(Provided records):
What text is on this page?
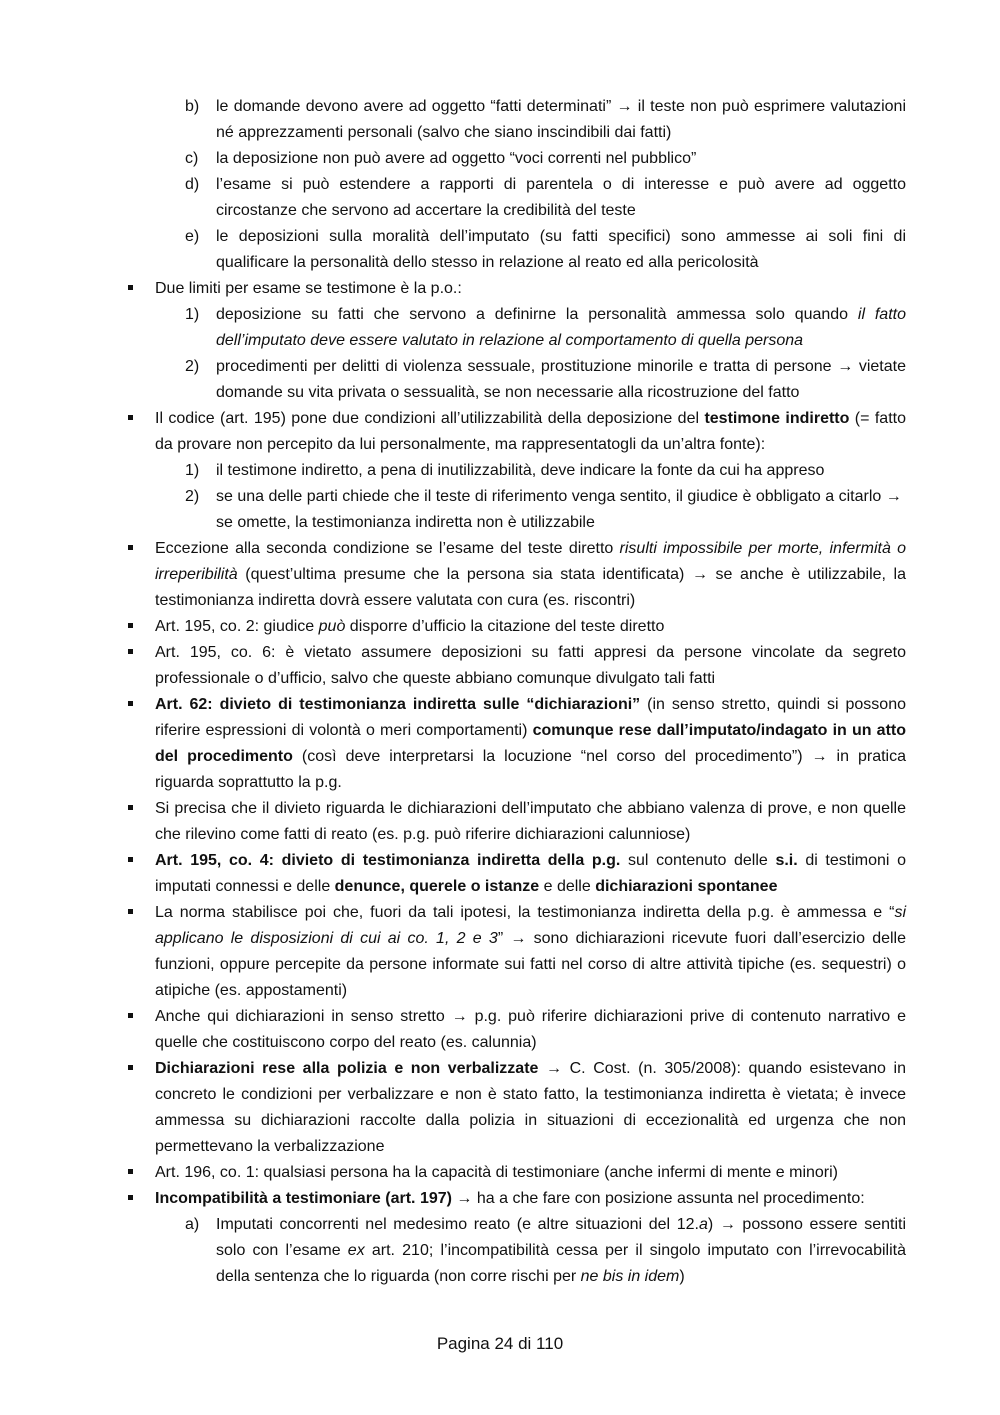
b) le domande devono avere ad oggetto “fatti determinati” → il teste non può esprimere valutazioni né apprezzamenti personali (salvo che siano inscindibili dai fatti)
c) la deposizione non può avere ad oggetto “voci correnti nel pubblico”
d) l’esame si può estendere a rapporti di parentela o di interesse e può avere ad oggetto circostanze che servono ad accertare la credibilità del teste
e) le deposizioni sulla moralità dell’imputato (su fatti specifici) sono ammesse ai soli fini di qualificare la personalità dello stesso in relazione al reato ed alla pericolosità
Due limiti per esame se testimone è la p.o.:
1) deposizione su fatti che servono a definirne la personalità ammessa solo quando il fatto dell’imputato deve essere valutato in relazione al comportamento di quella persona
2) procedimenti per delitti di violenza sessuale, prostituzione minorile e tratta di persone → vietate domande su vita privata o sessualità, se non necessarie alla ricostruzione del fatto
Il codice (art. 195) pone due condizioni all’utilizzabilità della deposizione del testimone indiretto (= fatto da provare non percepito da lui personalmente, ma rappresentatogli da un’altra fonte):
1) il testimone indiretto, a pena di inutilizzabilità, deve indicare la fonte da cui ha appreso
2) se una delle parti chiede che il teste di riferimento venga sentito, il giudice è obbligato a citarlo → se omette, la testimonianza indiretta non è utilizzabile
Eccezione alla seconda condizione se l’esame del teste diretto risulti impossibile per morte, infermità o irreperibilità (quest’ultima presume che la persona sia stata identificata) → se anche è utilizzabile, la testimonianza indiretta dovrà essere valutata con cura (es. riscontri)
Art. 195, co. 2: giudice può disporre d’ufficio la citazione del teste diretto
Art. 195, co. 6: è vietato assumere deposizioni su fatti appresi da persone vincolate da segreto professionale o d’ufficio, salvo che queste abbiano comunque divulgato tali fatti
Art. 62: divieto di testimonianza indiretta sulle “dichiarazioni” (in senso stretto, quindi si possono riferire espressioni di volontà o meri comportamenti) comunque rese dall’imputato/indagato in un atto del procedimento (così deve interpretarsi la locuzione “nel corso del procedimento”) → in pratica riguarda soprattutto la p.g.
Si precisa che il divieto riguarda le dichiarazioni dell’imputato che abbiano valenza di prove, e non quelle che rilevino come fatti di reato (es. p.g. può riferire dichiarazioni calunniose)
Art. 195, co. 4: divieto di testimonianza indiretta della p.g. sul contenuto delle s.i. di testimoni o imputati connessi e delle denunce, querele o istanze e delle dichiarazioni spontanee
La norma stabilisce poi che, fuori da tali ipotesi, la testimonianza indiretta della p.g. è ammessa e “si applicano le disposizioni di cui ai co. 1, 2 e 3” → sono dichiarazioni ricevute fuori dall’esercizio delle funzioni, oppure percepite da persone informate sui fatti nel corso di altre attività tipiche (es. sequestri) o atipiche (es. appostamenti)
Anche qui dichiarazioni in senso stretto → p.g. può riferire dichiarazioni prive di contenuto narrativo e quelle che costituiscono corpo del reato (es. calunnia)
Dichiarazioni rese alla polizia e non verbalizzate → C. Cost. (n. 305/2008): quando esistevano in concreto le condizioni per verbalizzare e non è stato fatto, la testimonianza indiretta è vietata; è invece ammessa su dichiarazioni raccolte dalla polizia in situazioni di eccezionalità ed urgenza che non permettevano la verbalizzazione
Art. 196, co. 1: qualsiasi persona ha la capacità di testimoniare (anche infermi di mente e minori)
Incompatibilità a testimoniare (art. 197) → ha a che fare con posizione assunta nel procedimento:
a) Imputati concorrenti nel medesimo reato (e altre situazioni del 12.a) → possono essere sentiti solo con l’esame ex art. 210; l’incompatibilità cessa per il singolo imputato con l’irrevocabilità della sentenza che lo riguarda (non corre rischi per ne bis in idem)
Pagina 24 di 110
* * *
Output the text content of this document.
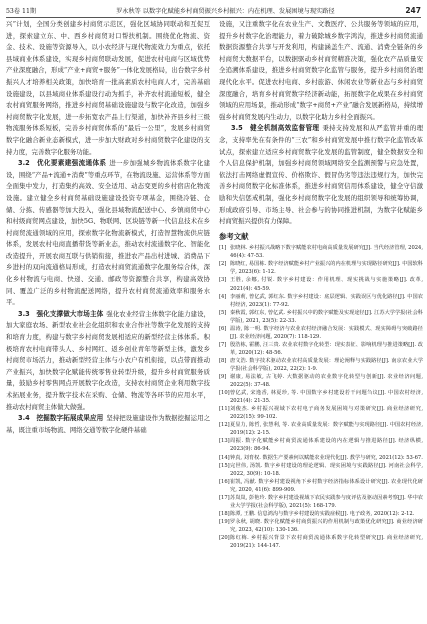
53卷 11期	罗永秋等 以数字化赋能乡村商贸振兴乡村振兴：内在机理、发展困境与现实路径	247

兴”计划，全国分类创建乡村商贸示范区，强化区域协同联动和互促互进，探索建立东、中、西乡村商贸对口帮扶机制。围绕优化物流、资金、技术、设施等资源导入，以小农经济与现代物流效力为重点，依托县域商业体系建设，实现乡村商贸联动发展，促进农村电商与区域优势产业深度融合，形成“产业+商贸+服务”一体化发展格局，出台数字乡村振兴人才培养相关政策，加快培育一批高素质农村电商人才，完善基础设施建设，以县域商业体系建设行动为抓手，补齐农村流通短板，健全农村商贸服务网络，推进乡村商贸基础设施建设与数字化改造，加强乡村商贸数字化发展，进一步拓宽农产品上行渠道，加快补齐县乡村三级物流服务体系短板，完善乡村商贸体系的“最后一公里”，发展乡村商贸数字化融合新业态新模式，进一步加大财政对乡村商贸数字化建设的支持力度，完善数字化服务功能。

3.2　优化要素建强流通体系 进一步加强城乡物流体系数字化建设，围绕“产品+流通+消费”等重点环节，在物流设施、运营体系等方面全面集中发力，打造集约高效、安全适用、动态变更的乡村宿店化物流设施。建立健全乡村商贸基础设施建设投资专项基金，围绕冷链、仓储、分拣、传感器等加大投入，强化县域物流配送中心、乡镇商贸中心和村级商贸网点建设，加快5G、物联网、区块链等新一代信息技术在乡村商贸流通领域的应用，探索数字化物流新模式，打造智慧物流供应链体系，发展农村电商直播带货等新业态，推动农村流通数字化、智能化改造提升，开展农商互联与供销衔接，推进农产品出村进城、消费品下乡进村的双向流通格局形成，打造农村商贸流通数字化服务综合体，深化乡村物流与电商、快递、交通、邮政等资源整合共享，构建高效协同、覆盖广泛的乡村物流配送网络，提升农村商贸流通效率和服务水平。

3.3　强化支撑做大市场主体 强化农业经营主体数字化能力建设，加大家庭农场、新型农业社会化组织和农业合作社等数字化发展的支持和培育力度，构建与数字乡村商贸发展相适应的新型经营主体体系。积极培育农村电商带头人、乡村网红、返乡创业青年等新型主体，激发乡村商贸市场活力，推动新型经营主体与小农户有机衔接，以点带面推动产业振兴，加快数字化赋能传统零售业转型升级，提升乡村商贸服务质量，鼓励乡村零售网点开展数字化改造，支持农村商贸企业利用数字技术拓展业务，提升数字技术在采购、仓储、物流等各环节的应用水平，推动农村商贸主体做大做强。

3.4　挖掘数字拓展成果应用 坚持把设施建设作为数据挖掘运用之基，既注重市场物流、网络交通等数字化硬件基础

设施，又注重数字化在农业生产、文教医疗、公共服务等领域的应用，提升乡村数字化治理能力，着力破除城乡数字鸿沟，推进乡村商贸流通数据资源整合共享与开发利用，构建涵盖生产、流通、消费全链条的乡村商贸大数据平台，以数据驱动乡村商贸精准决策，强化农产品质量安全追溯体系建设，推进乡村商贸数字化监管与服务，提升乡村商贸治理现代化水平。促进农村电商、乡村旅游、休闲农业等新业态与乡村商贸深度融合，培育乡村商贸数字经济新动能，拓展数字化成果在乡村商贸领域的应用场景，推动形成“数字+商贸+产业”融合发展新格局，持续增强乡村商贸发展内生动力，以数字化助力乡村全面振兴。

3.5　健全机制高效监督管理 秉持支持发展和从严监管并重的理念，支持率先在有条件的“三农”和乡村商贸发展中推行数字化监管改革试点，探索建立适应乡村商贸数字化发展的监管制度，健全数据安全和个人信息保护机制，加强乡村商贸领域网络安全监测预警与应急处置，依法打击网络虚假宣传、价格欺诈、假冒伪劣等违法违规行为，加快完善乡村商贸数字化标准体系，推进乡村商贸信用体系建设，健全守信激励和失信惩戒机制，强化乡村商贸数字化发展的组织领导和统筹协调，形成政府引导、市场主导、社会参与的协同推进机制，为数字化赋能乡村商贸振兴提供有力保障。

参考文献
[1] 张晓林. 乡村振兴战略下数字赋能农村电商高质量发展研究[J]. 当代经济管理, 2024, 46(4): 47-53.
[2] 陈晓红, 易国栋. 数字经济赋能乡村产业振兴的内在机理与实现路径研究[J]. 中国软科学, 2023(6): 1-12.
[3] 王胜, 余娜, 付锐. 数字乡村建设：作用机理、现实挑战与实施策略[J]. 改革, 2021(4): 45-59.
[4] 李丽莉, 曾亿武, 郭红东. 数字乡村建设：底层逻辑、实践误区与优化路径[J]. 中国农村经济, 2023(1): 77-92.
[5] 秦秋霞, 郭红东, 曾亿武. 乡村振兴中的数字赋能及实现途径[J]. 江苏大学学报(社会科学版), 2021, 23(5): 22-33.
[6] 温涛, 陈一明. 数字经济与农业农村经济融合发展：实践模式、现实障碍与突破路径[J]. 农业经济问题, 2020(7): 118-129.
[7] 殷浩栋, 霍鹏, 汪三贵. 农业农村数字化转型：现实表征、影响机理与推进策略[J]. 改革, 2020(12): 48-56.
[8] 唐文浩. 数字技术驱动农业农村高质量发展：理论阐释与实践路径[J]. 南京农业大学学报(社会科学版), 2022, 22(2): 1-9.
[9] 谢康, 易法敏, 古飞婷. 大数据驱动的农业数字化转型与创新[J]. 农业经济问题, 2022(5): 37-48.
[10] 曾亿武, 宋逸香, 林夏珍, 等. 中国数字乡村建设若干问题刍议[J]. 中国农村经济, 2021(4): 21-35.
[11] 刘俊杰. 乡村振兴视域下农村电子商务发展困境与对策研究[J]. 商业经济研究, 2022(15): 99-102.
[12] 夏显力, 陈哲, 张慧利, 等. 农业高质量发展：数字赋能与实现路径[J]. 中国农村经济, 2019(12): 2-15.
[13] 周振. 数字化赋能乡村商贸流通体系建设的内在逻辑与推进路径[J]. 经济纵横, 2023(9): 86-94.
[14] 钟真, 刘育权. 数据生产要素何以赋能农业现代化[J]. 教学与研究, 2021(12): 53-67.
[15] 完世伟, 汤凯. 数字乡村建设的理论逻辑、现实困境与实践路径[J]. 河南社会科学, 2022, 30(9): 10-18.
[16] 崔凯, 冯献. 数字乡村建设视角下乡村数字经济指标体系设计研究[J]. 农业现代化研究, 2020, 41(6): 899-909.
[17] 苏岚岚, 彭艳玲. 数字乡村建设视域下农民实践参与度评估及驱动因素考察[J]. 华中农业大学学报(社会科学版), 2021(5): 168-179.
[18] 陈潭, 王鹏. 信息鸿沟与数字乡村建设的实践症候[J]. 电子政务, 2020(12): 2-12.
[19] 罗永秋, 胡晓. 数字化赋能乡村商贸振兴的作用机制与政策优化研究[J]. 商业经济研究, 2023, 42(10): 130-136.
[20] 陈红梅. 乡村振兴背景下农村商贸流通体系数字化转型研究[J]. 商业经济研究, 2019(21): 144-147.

(Goal):
From the records above, pull out every line containing the word "this".

(Reply):
What text is on this page?
Output the text content of this document.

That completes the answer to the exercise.